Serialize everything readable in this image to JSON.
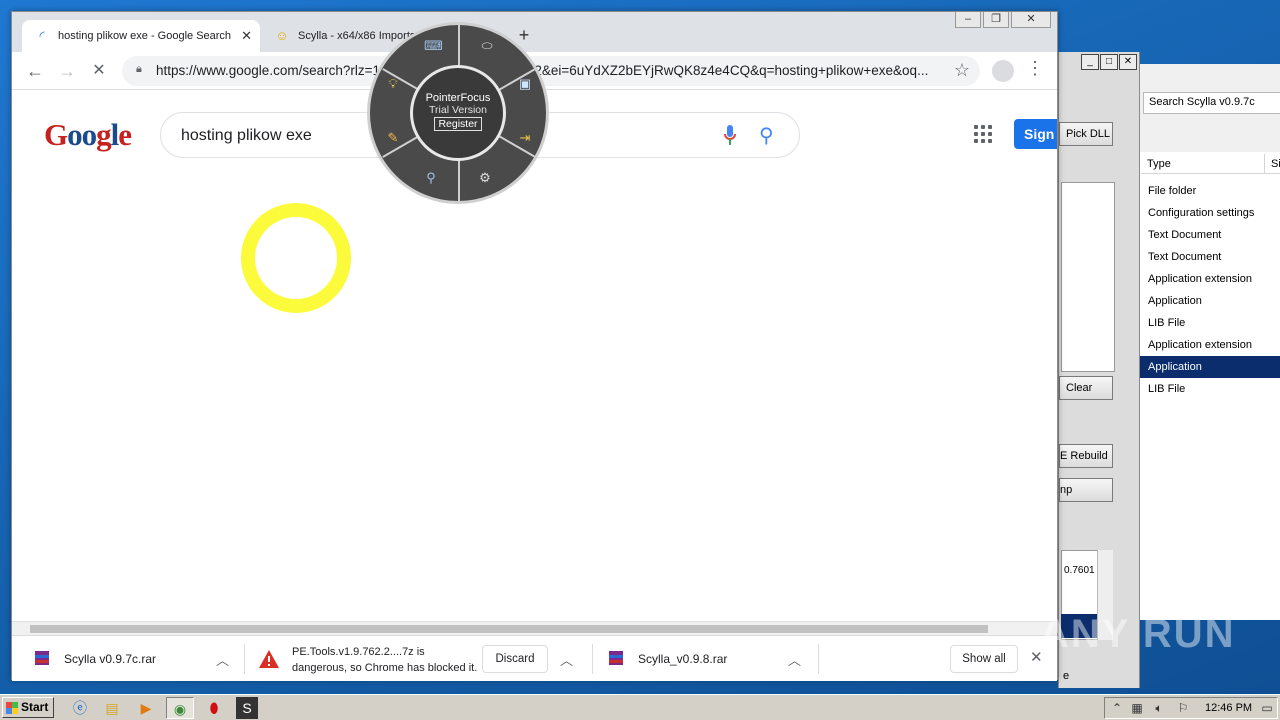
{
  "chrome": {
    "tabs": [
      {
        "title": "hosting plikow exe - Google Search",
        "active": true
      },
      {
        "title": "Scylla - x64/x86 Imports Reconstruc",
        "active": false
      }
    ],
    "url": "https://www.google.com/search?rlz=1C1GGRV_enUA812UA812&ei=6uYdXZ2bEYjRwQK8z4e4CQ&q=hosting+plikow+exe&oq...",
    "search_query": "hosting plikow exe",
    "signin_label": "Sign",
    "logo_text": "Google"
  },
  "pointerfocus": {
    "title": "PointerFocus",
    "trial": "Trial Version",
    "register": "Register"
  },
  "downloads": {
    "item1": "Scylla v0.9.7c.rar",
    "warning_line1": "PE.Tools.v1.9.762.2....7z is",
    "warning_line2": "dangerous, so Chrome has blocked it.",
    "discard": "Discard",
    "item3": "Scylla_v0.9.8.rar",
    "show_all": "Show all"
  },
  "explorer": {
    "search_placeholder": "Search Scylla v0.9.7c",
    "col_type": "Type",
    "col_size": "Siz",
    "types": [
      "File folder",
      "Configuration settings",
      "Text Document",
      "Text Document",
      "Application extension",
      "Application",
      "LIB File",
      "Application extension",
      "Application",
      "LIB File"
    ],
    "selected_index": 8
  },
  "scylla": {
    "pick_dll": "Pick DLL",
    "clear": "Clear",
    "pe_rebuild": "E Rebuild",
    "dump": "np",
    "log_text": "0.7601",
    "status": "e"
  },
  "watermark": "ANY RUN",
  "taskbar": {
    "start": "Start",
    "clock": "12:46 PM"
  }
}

══════════════════════════════

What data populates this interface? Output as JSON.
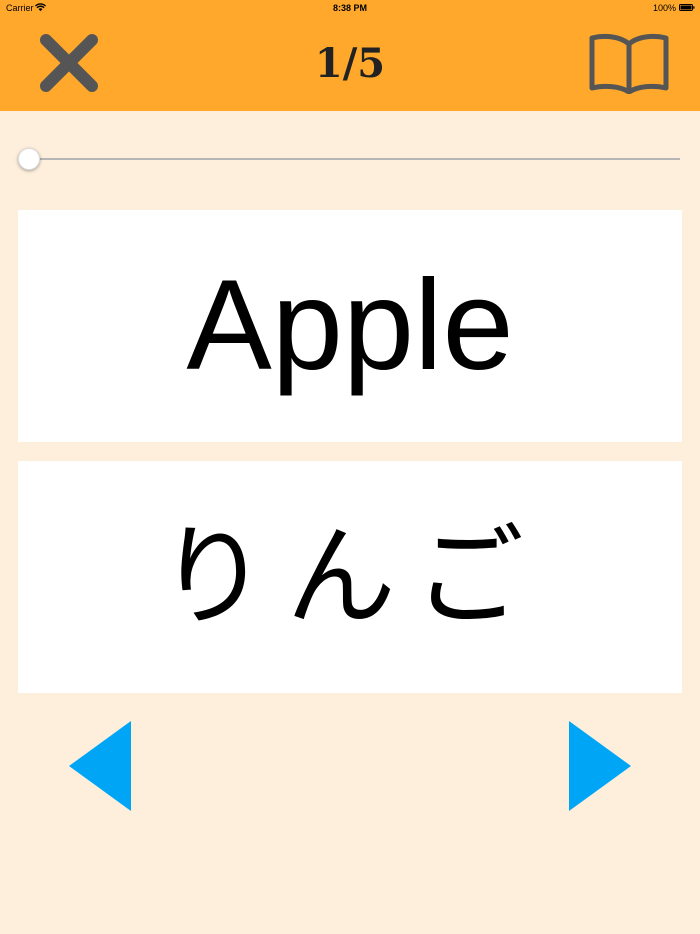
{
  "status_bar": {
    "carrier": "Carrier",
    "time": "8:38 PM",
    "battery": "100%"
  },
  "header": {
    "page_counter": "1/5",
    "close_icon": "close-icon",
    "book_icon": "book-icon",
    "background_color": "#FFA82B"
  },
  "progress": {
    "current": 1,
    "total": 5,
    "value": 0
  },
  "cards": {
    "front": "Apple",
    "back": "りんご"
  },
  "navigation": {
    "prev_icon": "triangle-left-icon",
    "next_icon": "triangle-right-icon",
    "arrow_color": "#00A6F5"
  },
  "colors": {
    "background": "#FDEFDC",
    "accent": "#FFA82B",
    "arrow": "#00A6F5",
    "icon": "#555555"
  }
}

══════════════════════════════

> _Goal_:
Return only the number of lines in the data that contain "this".

> _Completed exercise_:
2